PROBLEM DESCRIPTION>
Of all the lines in this data, how many include "percent"? Respond with the number only.

STORED DATA>

## Start

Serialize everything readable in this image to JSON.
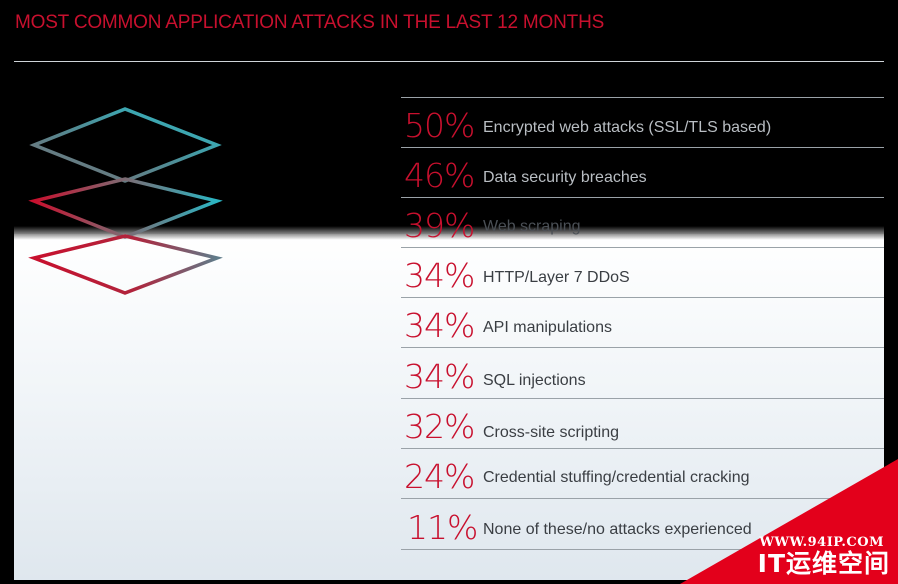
{
  "header": {
    "title": "MOST COMMON APPLICATION ATTACKS IN THE LAST 12 MONTHS"
  },
  "graphic": {
    "icon": "stacked-layers-icon",
    "colors": {
      "teal": "#2bb5c3",
      "red": "#c8102e",
      "gray": "#6d6f78"
    }
  },
  "attacks": [
    {
      "percent": "50%",
      "label": "Encrypted web attacks (SSL/TLS based)"
    },
    {
      "percent": "46%",
      "label": "Data security breaches"
    },
    {
      "percent": "39%",
      "label": "Web scraping"
    },
    {
      "percent": "34%",
      "label": "HTTP/Layer 7 DDoS"
    },
    {
      "percent": "34%",
      "label": "API manipulations"
    },
    {
      "percent": "34%",
      "label": "SQL injections"
    },
    {
      "percent": "32%",
      "label": "Cross-site scripting"
    },
    {
      "percent": "24%",
      "label": "Credential stuffing/credential cracking"
    },
    {
      "percent": "11%",
      "label": "None of these/no attacks experienced"
    }
  ],
  "watermark": {
    "url": "WWW.94IP.COM",
    "text": "IT运维空间",
    "color": "#e3001b"
  },
  "colors": {
    "accent": "#c8102e",
    "background": "#000000",
    "rule": "#9aa2a8"
  }
}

## End

FULL SOLUTION>
9